Return all entries word for word, but drop any images.

==== Records to use

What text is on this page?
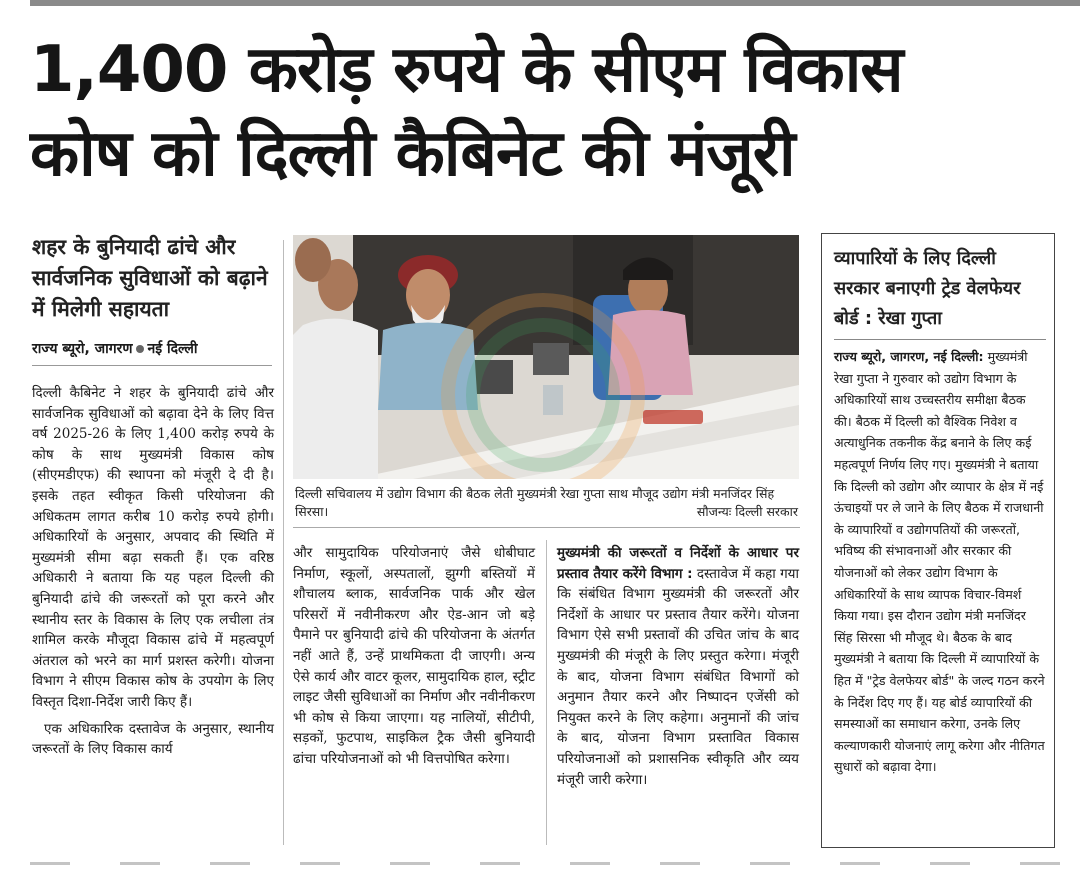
1,400 करोड़ रुपये के सीएम विकास
कोष को दिल्ली कैबिनेट की मंजूरी
शहर के बुनियादी ढांचे और सार्वजनिक सुविधाओं को बढ़ाने में मिलेगी सहायता
राज्य ब्यूरो, जागरण नई दिल्ली

दिल्ली कैबिनेट ने शहर के बुनियादी ढांचे और सार्वजनिक सुविधाओं को बढ़ावा देने के लिए वित्त वर्ष 2025-26 के लिए 1,400 करोड़ रुपये के कोष के साथ मुख्यमंत्री विकास कोष (सीएमडीएफ) की स्थापना को मंजूरी दे दी है। इसके तहत स्वीकृत किसी परियोजना की अधिकतम लागत करीब 10 करोड़ रुपये होगी। अधिकारियों के अनुसार, अपवाद की स्थिति में मुख्यमंत्री सीमा बढ़ा सकती हैं। एक वरिष्ठ अधिकारी ने बताया कि यह पहल दिल्ली की बुनियादी ढांचे की जरूरतों को पूरा करने और स्थानीय स्तर के विकास के लिए एक लचीला तंत्र शामिल करके मौजूदा विकास ढांचे में महत्वपूर्ण अंतराल को भरने का मार्ग प्रशस्त करेगी। योजना विभाग ने सीएम विकास कोष के उपयोग के लिए विस्तृत दिशा-निर्देश जारी किए हैं।

एक अधिकारिक दस्तावेज के अनुसार, स्थानीय जरूरतों के लिए विकास कार्य

दिल्ली सचिवालय में उद्योग विभाग की बैठक लेती मुख्यमंत्री रेखा गुप्ता साथ मौजूद उद्योग मंत्री मनजिंदर सिंह सिरसा।	सौजन्यः दिल्ली सरकार

और सामुदायिक परियोजनाएं जैसे धोबीघाट निर्माण, स्कूलों, अस्पतालों, झुग्गी बस्तियों में शौचालय ब्लाक, सार्वजनिक पार्क और खेल परिसरों में नवीनीकरण और ऐड-आन जो बड़े पैमाने पर बुनियादी ढांचे की परियोजना के अंतर्गत नहीं आते हैं, उन्हें प्राथमिकता दी जाएगी। अन्य ऐसे कार्य और वाटर कूलर, सामुदायिक हाल, स्ट्रीट लाइट जैसी सुविधाओं का निर्माण और नवीनीकरण भी कोष से किया जाएगा। यह नालियों, सीटीपी, सड़कों, फुटपाथ, साइकिल ट्रैक जैसी बुनियादी ढांचा परियोजनाओं को भी वित्तपोषित करेगा।

मुख्यमंत्री की जरूरतों व निर्देशों के आधार पर प्रस्ताव तैयार करेंगे विभाग : दस्तावेज में कहा गया कि संबंधित विभाग मुख्यमंत्री की जरूरतों और निर्देशों के आधार पर प्रस्ताव तैयार करेंगे। योजना विभाग ऐसे सभी प्रस्तावों की उचित जांच के बाद मुख्यमंत्री की मंजूरी के लिए प्रस्तुत करेगा। मंजूरी के बाद, योजना विभाग संबंधित विभागों को अनुमान तैयार करने और निष्पादन एजेंसी को नियुक्त करने के लिए कहेगा। अनुमानों की जांच के बाद, योजना विभाग प्रस्तावित विकास परियोजनाओं को प्रशासनिक स्वीकृति और व्यय मंजूरी जारी करेगा।

व्यापारियों के लिए दिल्ली सरकार बनाएगी ट्रेड वेलफेयर बोर्ड : रेखा गुप्ता
राज्य ब्यूरो, जागरण, नई दिल्ली: मुख्यमंत्री रेखा गुप्ता ने गुरुवार को उद्योग विभाग के अधिकारियों साथ उच्चस्तरीय समीक्षा बैठक की। बैठक में दिल्ली को वैश्विक निवेश व अत्याधुनिक तकनीक केंद्र बनाने के लिए कई महत्वपूर्ण निर्णय लिए गए। मुख्यमंत्री ने बताया कि दिल्ली को उद्योग और व्यापार के क्षेत्र में नई ऊंचाइयों पर ले जाने के लिए बैठक में राजधानी के व्यापारियों व उद्योगपतियों की जरूरतों, भविष्य की संभावनाओं और सरकार की योजनाओं को लेकर उद्योग विभाग के अधिकारियों के साथ व्यापक विचार-विमर्श किया गया। इस दौरान उद्योग मंत्री मनजिंदर सिंह सिरसा भी मौजूद थे। बैठक के बाद मुख्यमंत्री ने बताया कि दिल्ली में व्यापारियों के हित में "ट्रेड वेलफेयर बोर्ड" के जल्द गठन करने के निर्देश दिए गए हैं। यह बोर्ड व्यापारियों की समस्याओं का समाधान करेगा, उनके लिए कल्याणकारी योजनाएं लागू करेगा और नीतिगत सुधारों को बढ़ावा देगा।
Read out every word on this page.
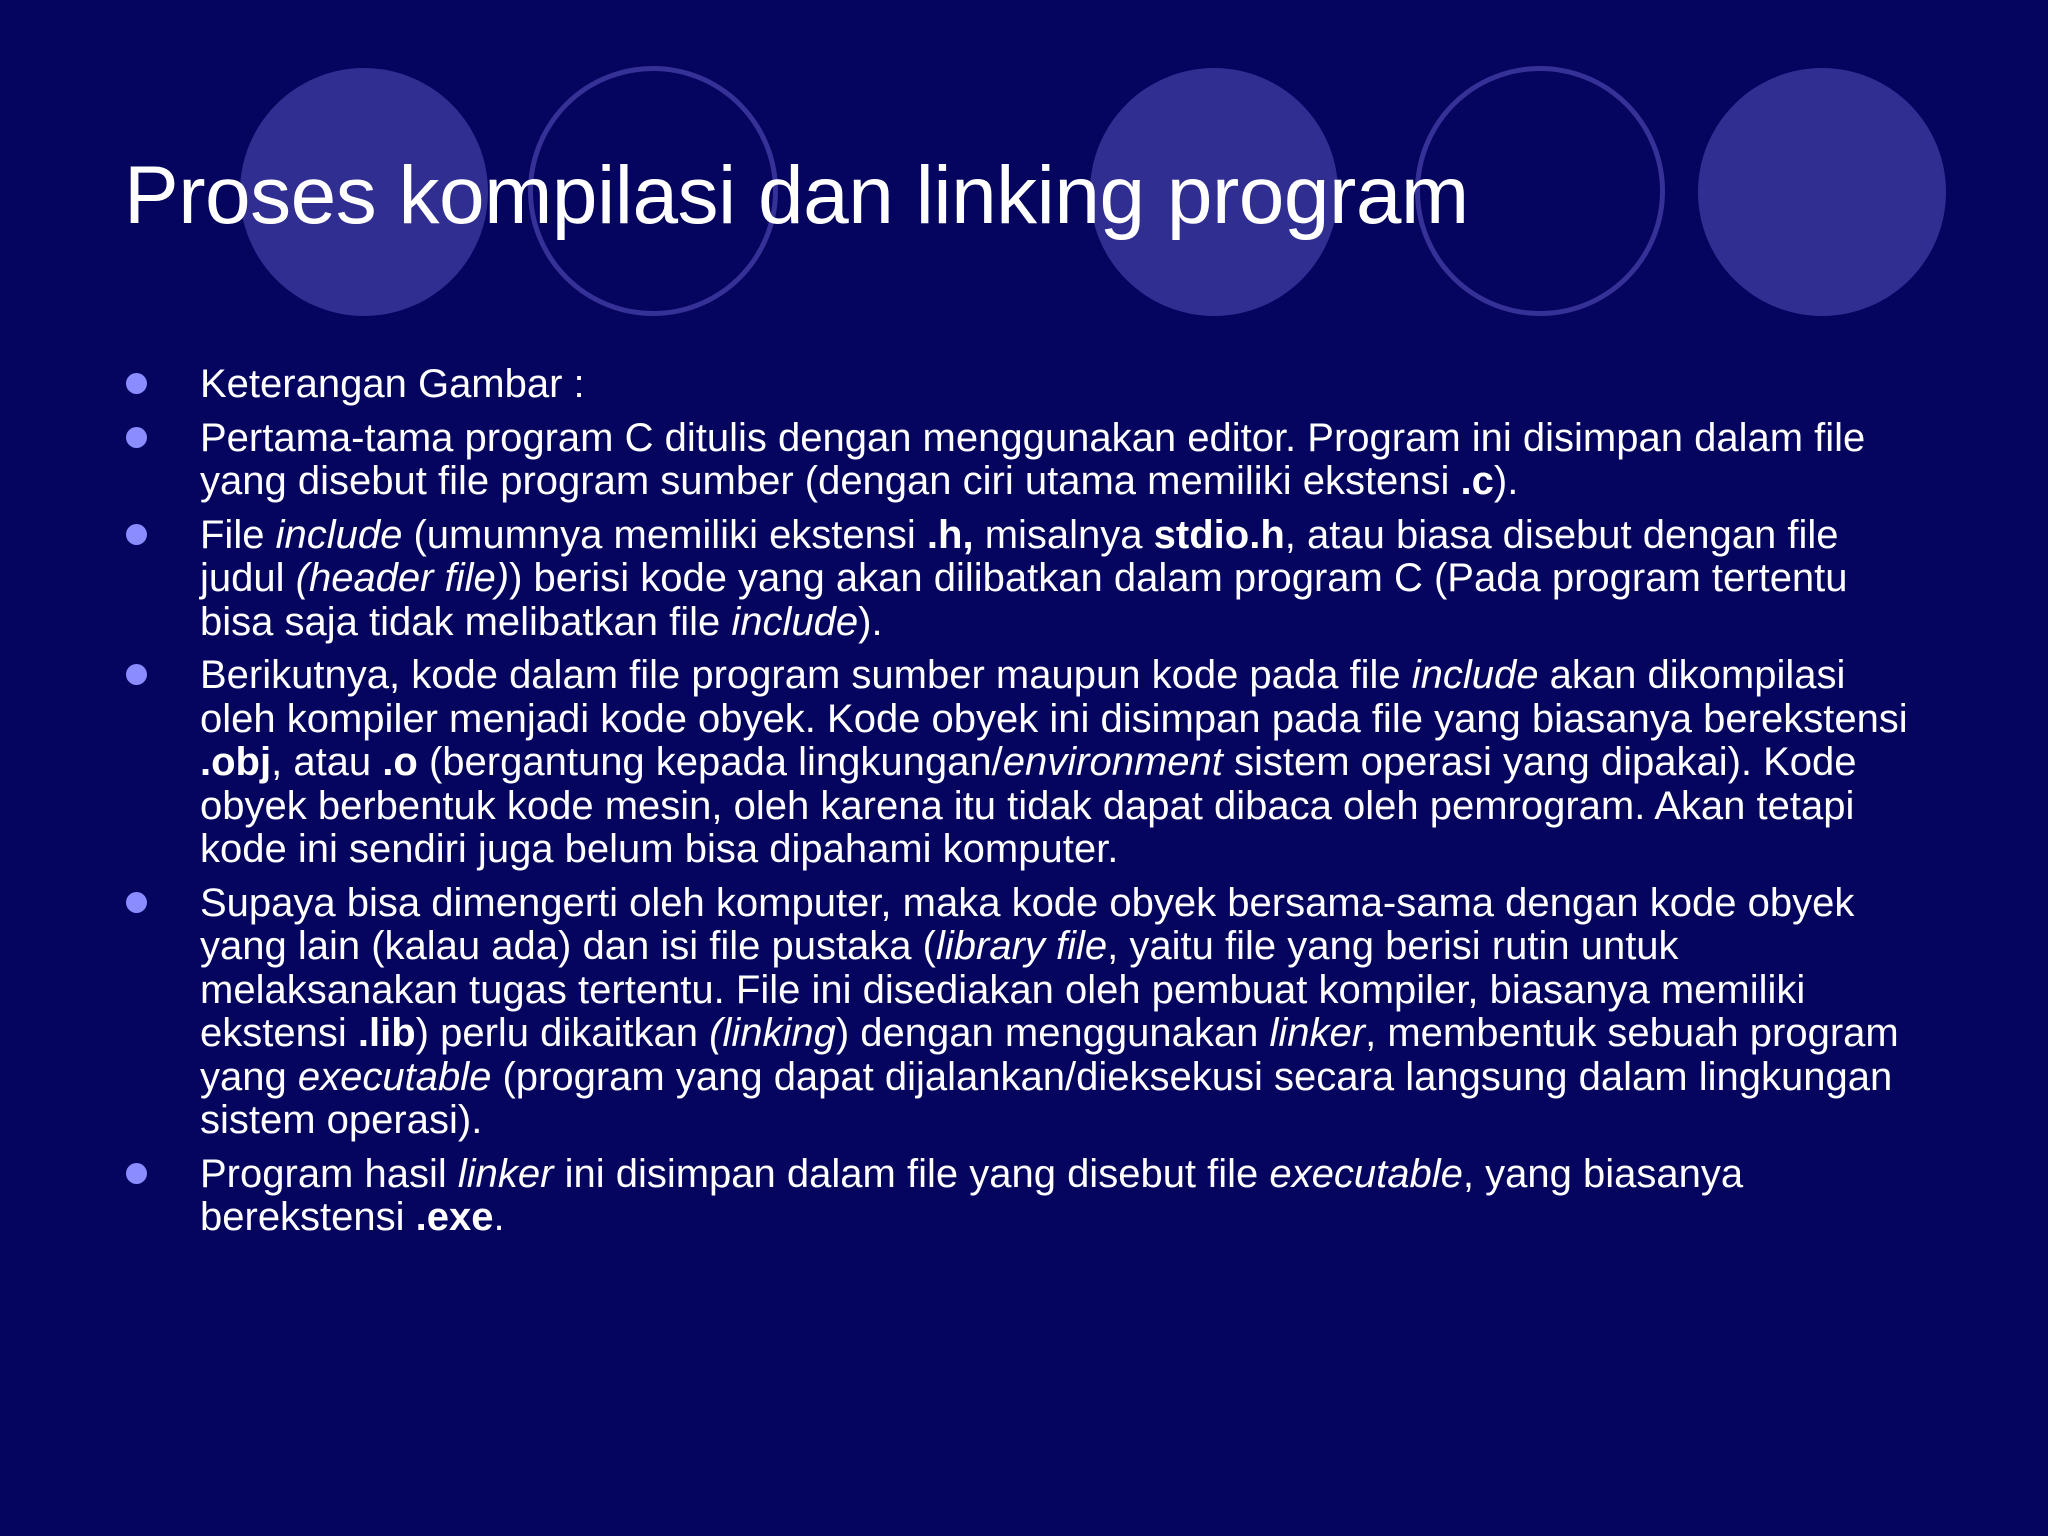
Proses kompilasi dan linking program
Keterangan Gambar :
Pertama-tama program C ditulis dengan menggunakan editor. Program ini disimpan dalam file yang disebut file program sumber (dengan ciri utama memiliki ekstensi .c).
File include (umumnya memiliki ekstensi .h, misalnya stdio.h, atau biasa disebut dengan file judul (header file)) berisi kode yang akan dilibatkan dalam program C (Pada program tertentu bisa saja tidak melibatkan file include).
Berikutnya, kode dalam file program sumber maupun kode pada file include akan dikompilasi oleh kompiler menjadi kode obyek. Kode obyek ini disimpan pada file yang biasanya berekstensi .obj, atau .o (bergantung kepada lingkungan/environment sistem operasi yang dipakai). Kode obyek berbentuk kode mesin, oleh karena itu tidak dapat dibaca oleh pemrogram. Akan tetapi kode ini sendiri juga belum bisa dipahami komputer.
Supaya bisa dimengerti oleh komputer, maka kode obyek bersama-sama dengan kode obyek yang lain (kalau ada) dan isi file pustaka (library file, yaitu file yang berisi rutin untuk melaksanakan tugas tertentu. File ini disediakan oleh pembuat kompiler, biasanya memiliki ekstensi .lib) perlu dikaitkan (linking) dengan menggunakan linker, membentuk sebuah program yang executable (program yang dapat dijalankan/dieksekusi secara langsung dalam lingkungan sistem operasi).
Program hasil linker ini disimpan dalam file yang disebut file executable, yang biasanya berekstensi .exe.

========

Solution for this task:
What text is on this page?
1,400 करोड़ रुपये के सीएम विकास
कोष को दिल्ली कैबिनेट की मंजूरी
शहर के बुनियादी ढांचे और सार्वजनिक सुविधाओं को बढ़ाने में मिलेगी सहायता
राज्य ब्यूरो, जागरण नई दिल्ली

दिल्ली कैबिनेट ने शहर के बुनियादी ढांचे और सार्वजनिक सुविधाओं को बढ़ावा देने के लिए वित्त वर्ष 2025-26 के लिए 1,400 करोड़ रुपये के कोष के साथ मुख्यमंत्री विकास कोष (सीएमडीएफ) की स्थापना को मंजूरी दे दी है। इसके तहत स्वीकृत किसी परियोजना की अधिकतम लागत करीब 10 करोड़ रुपये होगी। अधिकारियों के अनुसार, अपवाद की स्थिति में मुख्यमंत्री सीमा बढ़ा सकती हैं। एक वरिष्ठ अधिकारी ने बताया कि यह पहल दिल्ली की बुनियादी ढांचे की जरूरतों को पूरा करने और स्थानीय स्तर के विकास के लिए एक लचीला तंत्र शामिल करके मौजूदा विकास ढांचे में महत्वपूर्ण अंतराल को भरने का मार्ग प्रशस्त करेगी। योजना विभाग ने सीएम विकास कोष के उपयोग के लिए विस्तृत दिशा-निर्देश जारी किए हैं।

एक अधिकारिक दस्तावेज के अनुसार, स्थानीय जरूरतों के लिए विकास कार्य

दिल्ली सचिवालय में उद्योग विभाग की बैठक लेती मुख्यमंत्री रेखा गुप्ता साथ मौजूद उद्योग मंत्री मनजिंदर सिंह सिरसा।	सौजन्यः दिल्ली सरकार

और सामुदायिक परियोजनाएं जैसे धोबीघाट निर्माण, स्कूलों, अस्पतालों, झुग्गी बस्तियों में शौचालय ब्लाक, सार्वजनिक पार्क और खेल परिसरों में नवीनीकरण और ऐड-आन जो बड़े पैमाने पर बुनियादी ढांचे की परियोजना के अंतर्गत नहीं आते हैं, उन्हें प्राथमिकता दी जाएगी। अन्य ऐसे कार्य और वाटर कूलर, सामुदायिक हाल, स्ट्रीट लाइट जैसी सुविधाओं का निर्माण और नवीनीकरण भी कोष से किया जाएगा। यह नालियों, सीटीपी, सड़कों, फुटपाथ, साइकिल ट्रैक जैसी बुनियादी ढांचा परियोजनाओं को भी वित्तपोषित करेगा।

मुख्यमंत्री की जरूरतों व निर्देशों के आधार पर प्रस्ताव तैयार करेंगे विभाग : दस्तावेज में कहा गया कि संबंधित विभाग मुख्यमंत्री की जरूरतों और निर्देशों के आधार पर प्रस्ताव तैयार करेंगे। योजना विभाग ऐसे सभी प्रस्तावों की उचित जांच के बाद मुख्यमंत्री की मंजूरी के लिए प्रस्तुत करेगा। मंजूरी के बाद, योजना विभाग संबंधित विभागों को अनुमान तैयार करने और निष्पादन एजेंसी को नियुक्त करने के लिए कहेगा। अनुमानों की जांच के बाद, योजना विभाग प्रस्तावित विकास परियोजनाओं को प्रशासनिक स्वीकृति और व्यय मंजूरी जारी करेगा।

व्यापारियों के लिए दिल्ली सरकार बनाएगी ट्रेड वेलफेयर बोर्ड : रेखा गुप्ता
राज्य ब्यूरो, जागरण, नई दिल्ली: मुख्यमंत्री रेखा गुप्ता ने गुरुवार को उद्योग विभाग के अधिकारियों साथ उच्चस्तरीय समीक्षा बैठक की। बैठक में दिल्ली को वैश्विक निवेश व अत्याधुनिक तकनीक केंद्र बनाने के लिए कई महत्वपूर्ण निर्णय लिए गए। मुख्यमंत्री ने बताया कि दिल्ली को उद्योग और व्यापार के क्षेत्र में नई ऊंचाइयों पर ले जाने के लिए बैठक में राजधानी के व्यापारियों व उद्योगपतियों की जरूरतों, भविष्य की संभावनाओं और सरकार की योजनाओं को लेकर उद्योग विभाग के अधिकारियों के साथ व्यापक विचार-विमर्श किया गया। इस दौरान उद्योग मंत्री मनजिंदर सिंह सिरसा भी मौजूद थे। बैठक के बाद मुख्यमंत्री ने बताया कि दिल्ली में व्यापारियों के हित में "ट्रेड वेलफेयर बोर्ड" के जल्द गठन करने के निर्देश दिए गए हैं। यह बोर्ड व्यापारियों की समस्याओं का समाधान करेगा, उनके लिए कल्याणकारी योजनाएं लागू करेगा और नीतिगत सुधारों को बढ़ावा देगा।
Read out every word on this page.
Proses kompilasi dan linking program
Keterangan Gambar :
Pertama-tama program C ditulis dengan menggunakan editor. Program ini disimpan dalam file yang disebut file program sumber (dengan ciri utama memiliki ekstensi .c).
File include (umumnya memiliki ekstensi .h, misalnya stdio.h, atau biasa disebut dengan file judul (header file)) berisi kode yang akan dilibatkan dalam program C (Pada program tertentu bisa saja tidak melibatkan file include).
Berikutnya, kode dalam file program sumber maupun kode pada file include akan dikompilasi oleh kompiler menjadi kode obyek. Kode obyek ini disimpan pada file yang biasanya berekstensi .obj, atau .o (bergantung kepada lingkungan/environment sistem operasi yang dipakai). Kode obyek berbentuk kode mesin, oleh karena itu tidak dapat dibaca oleh pemrogram. Akan tetapi kode ini sendiri juga belum bisa dipahami komputer.
Supaya bisa dimengerti oleh komputer, maka kode obyek bersama-sama dengan kode obyek yang lain (kalau ada) dan isi file pustaka (library file, yaitu file yang berisi rutin untuk melaksanakan tugas tertentu. File ini disediakan oleh pembuat kompiler, biasanya memiliki ekstensi .lib) perlu dikaitkan (linking) dengan menggunakan linker, membentuk sebuah program yang executable (program yang dapat dijalankan/dieksekusi secara langsung dalam lingkungan sistem operasi).
Program hasil linker ini disimpan dalam file yang disebut file executable, yang biasanya berekstensi .exe.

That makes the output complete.